[START OF RECORD EXCERPTS]

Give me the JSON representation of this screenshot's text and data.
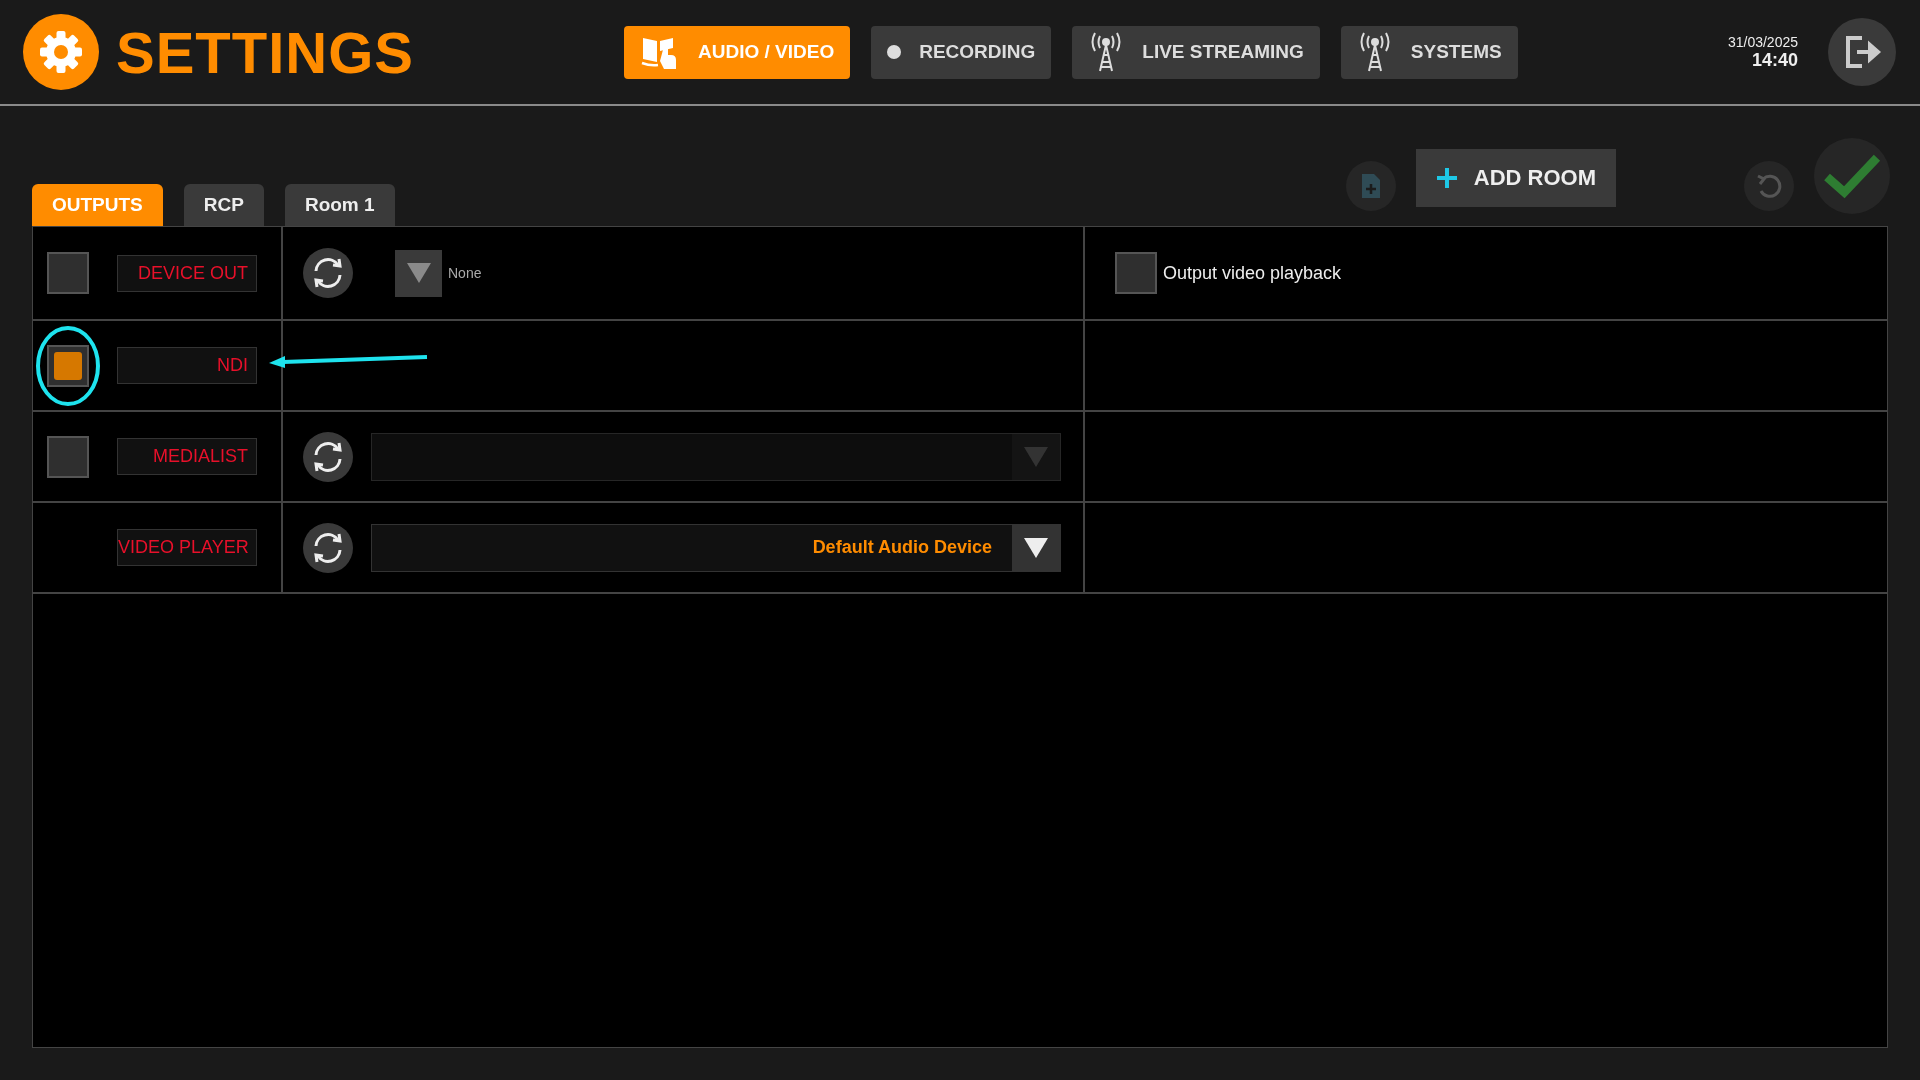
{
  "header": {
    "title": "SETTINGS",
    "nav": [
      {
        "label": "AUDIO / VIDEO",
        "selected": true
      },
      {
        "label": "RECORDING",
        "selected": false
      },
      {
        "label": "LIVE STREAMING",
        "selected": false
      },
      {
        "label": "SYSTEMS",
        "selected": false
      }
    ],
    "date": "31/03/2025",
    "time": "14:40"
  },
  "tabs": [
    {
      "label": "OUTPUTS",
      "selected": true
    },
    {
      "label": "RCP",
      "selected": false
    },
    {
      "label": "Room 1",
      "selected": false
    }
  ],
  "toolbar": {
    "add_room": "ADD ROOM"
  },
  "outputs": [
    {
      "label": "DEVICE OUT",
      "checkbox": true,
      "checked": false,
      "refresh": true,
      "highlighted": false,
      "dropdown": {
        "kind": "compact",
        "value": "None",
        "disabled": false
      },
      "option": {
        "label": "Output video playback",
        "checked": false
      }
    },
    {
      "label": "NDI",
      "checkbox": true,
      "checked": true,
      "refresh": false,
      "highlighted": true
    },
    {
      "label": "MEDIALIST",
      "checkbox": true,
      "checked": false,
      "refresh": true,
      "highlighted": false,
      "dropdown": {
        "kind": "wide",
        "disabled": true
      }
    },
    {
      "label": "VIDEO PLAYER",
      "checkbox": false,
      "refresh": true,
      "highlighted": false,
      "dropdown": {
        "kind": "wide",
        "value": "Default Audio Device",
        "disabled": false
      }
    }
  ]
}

[END OF RECORD EXCERPTS]

== TASK TO CARRY OUT ==
Quote the records above exactly, leaving out any pictures.

== SOLVED PROBLEM ==
Give me the JSON representation of this screenshot's text and data.
{
  "header": {
    "title": "SETTINGS",
    "nav": [
      {
        "label": "AUDIO / VIDEO",
        "selected": true
      },
      {
        "label": "RECORDING",
        "selected": false
      },
      {
        "label": "LIVE STREAMING",
        "selected": false
      },
      {
        "label": "SYSTEMS",
        "selected": false
      }
    ],
    "date": "31/03/2025",
    "time": "14:40"
  },
  "tabs": [
    {
      "label": "OUTPUTS",
      "selected": true
    },
    {
      "label": "RCP",
      "selected": false
    },
    {
      "label": "Room 1",
      "selected": false
    }
  ],
  "toolbar": {
    "add_room": "ADD ROOM"
  },
  "outputs": [
    {
      "label": "DEVICE OUT",
      "checkbox": true,
      "checked": false,
      "refresh": true,
      "highlighted": false,
      "dropdown": {
        "kind": "compact",
        "value": "None",
        "disabled": false
      },
      "option": {
        "label": "Output video playback",
        "checked": false
      }
    },
    {
      "label": "NDI",
      "checkbox": true,
      "checked": true,
      "refresh": false,
      "highlighted": true
    },
    {
      "label": "MEDIALIST",
      "checkbox": true,
      "checked": false,
      "refresh": true,
      "highlighted": false,
      "dropdown": {
        "kind": "wide",
        "disabled": true
      }
    },
    {
      "label": "VIDEO PLAYER",
      "checkbox": false,
      "refresh": true,
      "highlighted": false,
      "dropdown": {
        "kind": "wide",
        "value": "Default Audio Device",
        "disabled": false
      }
    }
  ]
}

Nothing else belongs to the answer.